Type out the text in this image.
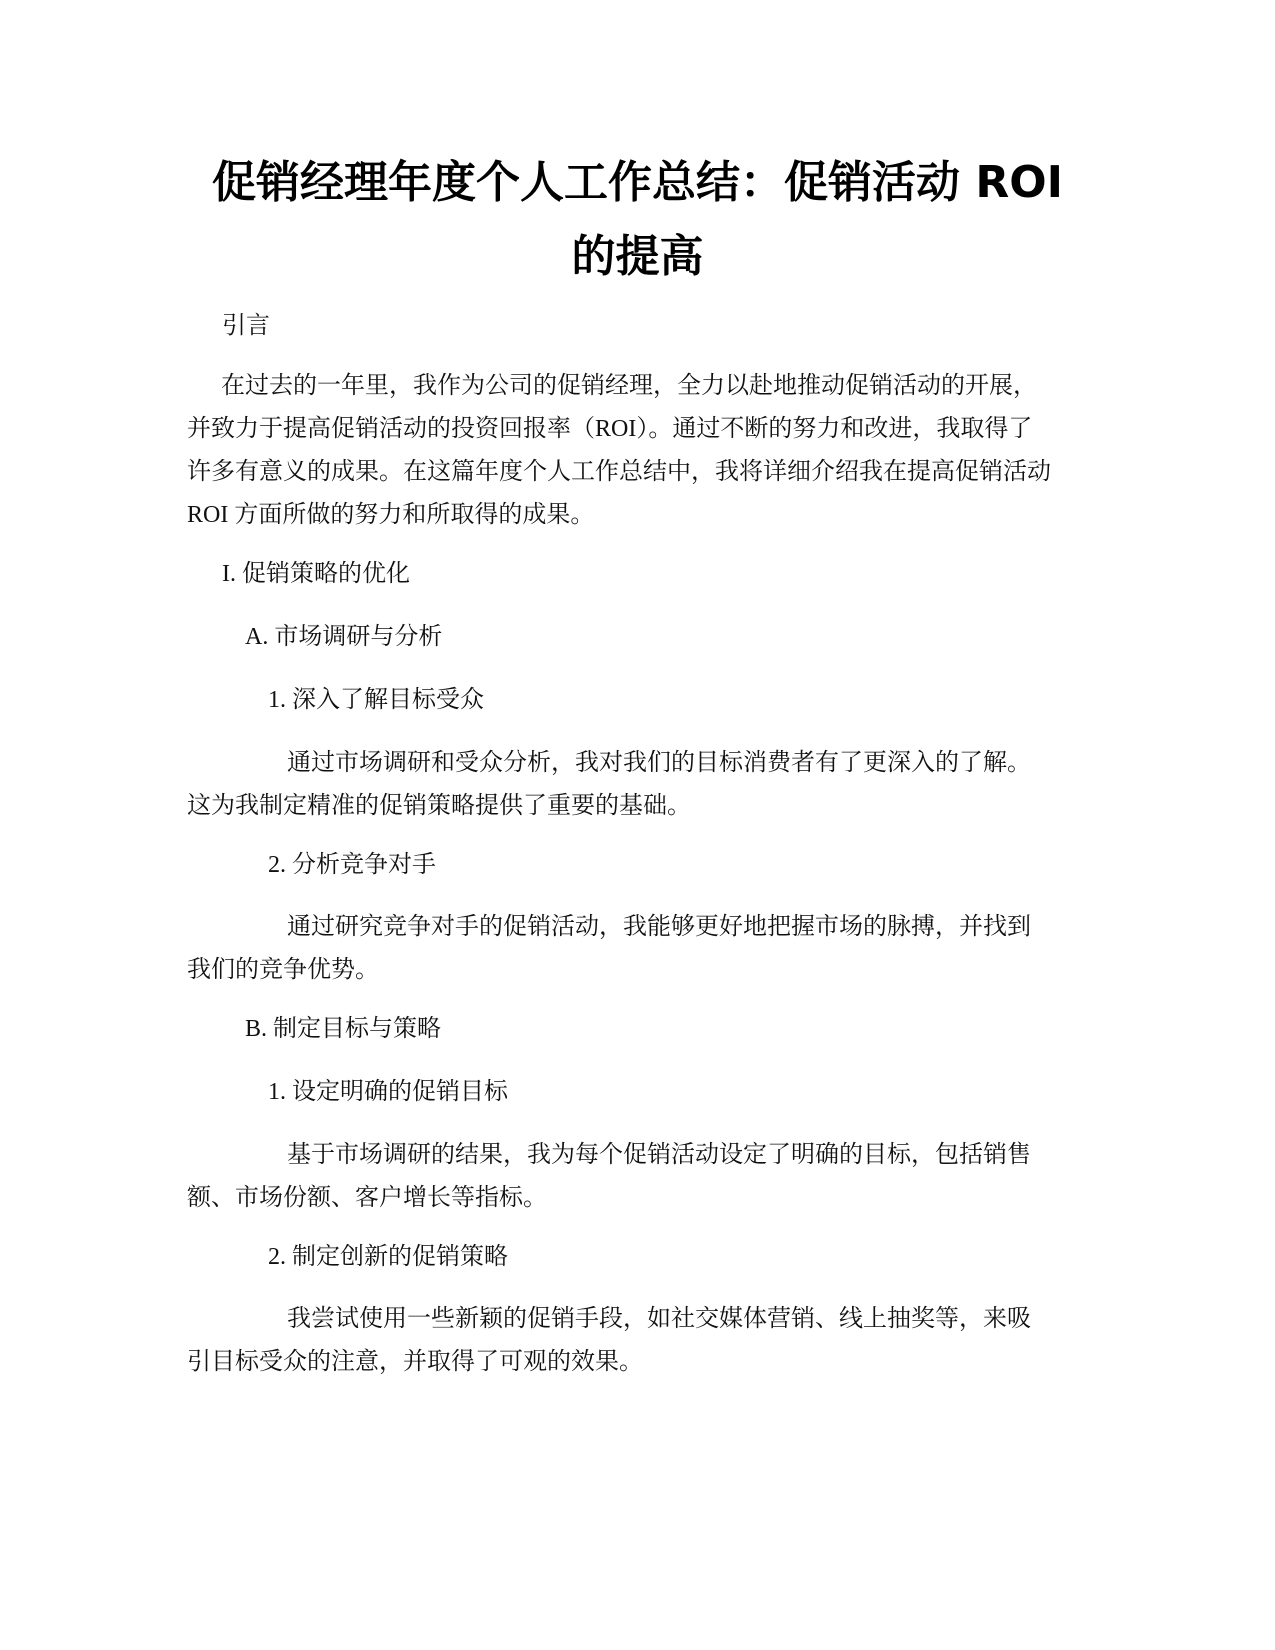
促销经理年度个人工作总结：促销活动 ROI
的提高

引言

在过去的一年里，我作为公司的促销经理，全力以赴地推动促销活动的开展，
并致力于提高促销活动的投资回报率（ROI）。通过不断的努力和改进，我取得了
许多有意义的成果。在这篇年度个人工作总结中，我将详细介绍我在提高促销活动
ROI 方面所做的努力和所取得的成果。

I. 促销策略的优化

A. 市场调研与分析

1. 深入了解目标受众

通过市场调研和受众分析，我对我们的目标消费者有了更深入的了解。
这为我制定精准的促销策略提供了重要的基础。

2. 分析竞争对手

通过研究竞争对手的促销活动，我能够更好地把握市场的脉搏，并找到
我们的竞争优势。

B. 制定目标与策略

1. 设定明确的促销目标

基于市场调研的结果，我为每个促销活动设定了明确的目标，包括销售
额、市场份额、客户增长等指标。

2. 制定创新的促销策略

我尝试使用一些新颖的促销手段，如社交媒体营销、线上抽奖等，来吸
引目标受众的注意，并取得了可观的效果。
- - - - -
**Task requirements:** Pictures in the records above are not copied; print everything else exactly.

**Exercise result:**
Type out the text in this image.
促销经理年度个人工作总结：促销活动 ROI
的提高

引言

在过去的一年里，我作为公司的促销经理，全力以赴地推动促销活动的开展，
并致力于提高促销活动的投资回报率（ROI）。通过不断的努力和改进，我取得了
许多有意义的成果。在这篇年度个人工作总结中，我将详细介绍我在提高促销活动
ROI 方面所做的努力和所取得的成果。

I. 促销策略的优化

A. 市场调研与分析

1. 深入了解目标受众

通过市场调研和受众分析，我对我们的目标消费者有了更深入的了解。
这为我制定精准的促销策略提供了重要的基础。

2. 分析竞争对手

通过研究竞争对手的促销活动，我能够更好地把握市场的脉搏，并找到
我们的竞争优势。

B. 制定目标与策略

1. 设定明确的促销目标

基于市场调研的结果，我为每个促销活动设定了明确的目标，包括销售
额、市场份额、客户增长等指标。

2. 制定创新的促销策略

我尝试使用一些新颖的促销手段，如社交媒体营销、线上抽奖等，来吸
引目标受众的注意，并取得了可观的效果。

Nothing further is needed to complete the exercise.